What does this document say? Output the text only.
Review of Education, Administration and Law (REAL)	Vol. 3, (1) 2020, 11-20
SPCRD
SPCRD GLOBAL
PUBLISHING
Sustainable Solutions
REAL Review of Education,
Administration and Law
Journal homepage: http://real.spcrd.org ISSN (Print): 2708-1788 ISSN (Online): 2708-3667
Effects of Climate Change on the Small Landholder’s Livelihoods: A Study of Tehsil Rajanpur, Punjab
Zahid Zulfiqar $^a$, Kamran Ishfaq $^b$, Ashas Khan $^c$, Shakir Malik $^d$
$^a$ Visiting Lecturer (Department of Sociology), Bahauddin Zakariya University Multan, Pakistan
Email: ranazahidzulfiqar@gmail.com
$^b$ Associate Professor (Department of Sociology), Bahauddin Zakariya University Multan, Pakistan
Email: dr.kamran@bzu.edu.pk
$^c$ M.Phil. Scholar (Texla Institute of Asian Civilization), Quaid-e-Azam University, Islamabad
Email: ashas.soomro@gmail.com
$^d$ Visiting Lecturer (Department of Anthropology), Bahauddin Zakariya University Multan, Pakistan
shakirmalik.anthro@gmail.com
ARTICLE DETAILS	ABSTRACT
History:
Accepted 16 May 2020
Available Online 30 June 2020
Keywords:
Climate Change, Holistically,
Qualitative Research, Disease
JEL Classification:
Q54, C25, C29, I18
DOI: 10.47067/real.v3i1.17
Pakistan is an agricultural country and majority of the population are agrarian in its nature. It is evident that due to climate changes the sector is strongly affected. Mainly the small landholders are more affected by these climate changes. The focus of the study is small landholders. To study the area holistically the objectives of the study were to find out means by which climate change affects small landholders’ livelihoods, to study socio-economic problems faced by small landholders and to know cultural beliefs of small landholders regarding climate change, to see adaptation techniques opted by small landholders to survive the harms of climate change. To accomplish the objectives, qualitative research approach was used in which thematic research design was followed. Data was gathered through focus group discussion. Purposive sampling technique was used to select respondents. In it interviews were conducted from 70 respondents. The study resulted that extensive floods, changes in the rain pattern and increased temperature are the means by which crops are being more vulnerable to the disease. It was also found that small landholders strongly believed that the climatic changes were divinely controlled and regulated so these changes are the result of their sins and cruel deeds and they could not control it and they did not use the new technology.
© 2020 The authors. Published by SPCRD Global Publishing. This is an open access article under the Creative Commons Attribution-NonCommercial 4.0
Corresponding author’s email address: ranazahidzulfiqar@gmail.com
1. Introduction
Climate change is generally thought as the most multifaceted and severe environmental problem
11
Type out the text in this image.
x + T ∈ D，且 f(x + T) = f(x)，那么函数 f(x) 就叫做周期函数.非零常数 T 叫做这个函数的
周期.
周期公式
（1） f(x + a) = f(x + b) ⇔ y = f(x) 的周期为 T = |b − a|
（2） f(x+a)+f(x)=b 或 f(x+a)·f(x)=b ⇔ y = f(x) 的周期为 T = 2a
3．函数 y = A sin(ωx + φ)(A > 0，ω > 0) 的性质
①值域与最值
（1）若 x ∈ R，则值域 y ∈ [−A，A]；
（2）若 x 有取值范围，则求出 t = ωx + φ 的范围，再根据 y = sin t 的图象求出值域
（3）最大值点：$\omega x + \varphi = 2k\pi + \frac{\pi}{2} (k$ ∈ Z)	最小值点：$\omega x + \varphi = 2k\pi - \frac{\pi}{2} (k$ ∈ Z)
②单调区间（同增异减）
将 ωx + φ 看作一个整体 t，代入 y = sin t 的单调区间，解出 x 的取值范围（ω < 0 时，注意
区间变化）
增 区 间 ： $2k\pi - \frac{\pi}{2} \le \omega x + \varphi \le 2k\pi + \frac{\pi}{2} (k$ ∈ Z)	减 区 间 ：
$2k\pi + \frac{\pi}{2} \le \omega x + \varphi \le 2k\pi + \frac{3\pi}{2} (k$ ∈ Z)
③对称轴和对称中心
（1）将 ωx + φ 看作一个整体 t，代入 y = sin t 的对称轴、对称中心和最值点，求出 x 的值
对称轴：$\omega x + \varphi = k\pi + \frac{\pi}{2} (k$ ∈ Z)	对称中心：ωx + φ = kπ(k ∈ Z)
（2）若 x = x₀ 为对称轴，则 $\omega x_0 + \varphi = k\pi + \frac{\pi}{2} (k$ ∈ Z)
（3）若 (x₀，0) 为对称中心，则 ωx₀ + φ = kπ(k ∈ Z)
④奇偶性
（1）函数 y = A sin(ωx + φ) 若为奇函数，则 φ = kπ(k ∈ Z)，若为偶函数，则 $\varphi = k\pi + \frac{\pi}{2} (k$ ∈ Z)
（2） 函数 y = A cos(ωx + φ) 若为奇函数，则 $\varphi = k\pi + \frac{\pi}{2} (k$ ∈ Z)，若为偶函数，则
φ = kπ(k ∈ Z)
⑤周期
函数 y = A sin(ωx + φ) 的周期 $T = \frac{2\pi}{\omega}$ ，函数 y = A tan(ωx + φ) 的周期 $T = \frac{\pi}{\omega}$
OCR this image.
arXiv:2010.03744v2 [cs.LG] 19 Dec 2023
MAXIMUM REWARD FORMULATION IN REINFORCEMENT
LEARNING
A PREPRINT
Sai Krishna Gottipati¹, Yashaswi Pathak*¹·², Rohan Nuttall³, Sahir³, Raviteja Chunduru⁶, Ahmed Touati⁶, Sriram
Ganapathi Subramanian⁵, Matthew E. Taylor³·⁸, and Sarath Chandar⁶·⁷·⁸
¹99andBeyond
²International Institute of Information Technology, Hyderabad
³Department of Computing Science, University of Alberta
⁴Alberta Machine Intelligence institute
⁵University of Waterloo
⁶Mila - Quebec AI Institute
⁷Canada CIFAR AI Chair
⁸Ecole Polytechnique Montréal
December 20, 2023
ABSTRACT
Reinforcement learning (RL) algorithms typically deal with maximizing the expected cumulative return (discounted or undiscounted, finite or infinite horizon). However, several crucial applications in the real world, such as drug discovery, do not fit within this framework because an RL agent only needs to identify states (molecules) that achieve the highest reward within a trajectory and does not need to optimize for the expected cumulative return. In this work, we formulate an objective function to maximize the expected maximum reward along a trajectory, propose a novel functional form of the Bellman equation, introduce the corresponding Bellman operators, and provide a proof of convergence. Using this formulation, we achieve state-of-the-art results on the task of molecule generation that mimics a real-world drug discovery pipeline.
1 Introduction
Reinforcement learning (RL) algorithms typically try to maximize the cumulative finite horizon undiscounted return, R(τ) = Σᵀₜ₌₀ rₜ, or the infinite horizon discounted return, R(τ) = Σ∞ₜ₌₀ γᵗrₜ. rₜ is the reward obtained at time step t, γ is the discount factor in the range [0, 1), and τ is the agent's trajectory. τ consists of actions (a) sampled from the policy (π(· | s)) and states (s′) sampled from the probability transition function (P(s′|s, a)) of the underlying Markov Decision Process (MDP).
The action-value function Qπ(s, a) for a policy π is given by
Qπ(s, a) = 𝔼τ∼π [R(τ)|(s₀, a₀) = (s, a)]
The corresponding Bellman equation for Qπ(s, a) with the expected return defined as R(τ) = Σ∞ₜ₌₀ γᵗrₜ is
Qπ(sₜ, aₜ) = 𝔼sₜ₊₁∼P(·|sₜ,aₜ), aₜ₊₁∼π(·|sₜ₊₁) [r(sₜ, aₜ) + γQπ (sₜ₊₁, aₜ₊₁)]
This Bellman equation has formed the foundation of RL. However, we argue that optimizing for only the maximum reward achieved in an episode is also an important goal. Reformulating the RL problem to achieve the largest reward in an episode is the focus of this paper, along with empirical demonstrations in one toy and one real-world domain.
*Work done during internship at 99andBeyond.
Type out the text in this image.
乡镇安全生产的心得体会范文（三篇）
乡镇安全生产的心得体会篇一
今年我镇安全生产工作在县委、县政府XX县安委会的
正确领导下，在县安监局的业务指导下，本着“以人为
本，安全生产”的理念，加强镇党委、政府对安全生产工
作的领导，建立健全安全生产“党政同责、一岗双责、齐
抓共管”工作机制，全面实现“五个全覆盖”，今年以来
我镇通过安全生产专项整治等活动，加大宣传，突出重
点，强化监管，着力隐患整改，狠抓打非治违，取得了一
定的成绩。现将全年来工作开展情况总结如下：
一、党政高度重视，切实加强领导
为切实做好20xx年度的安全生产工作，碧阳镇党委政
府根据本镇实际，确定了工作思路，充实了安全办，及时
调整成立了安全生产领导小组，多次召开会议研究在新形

> Written request:
Find the lines containing "若为偶函数" and pull them out.

> Response to this task:
（1）函数 y = A sin(ωx + φ) 若为奇函数，则 φ = kπ(k ∈ Z)，若为偶函数，则 $\varphi = k\pi + \frac{\pi}{2} (k$ ∈ Z)
（2） 函数 y = A cos(ωx + φ) 若为奇函数，则 $\varphi = k\pi + \frac{\pi}{2} (k$ ∈ Z)，若为偶函数，则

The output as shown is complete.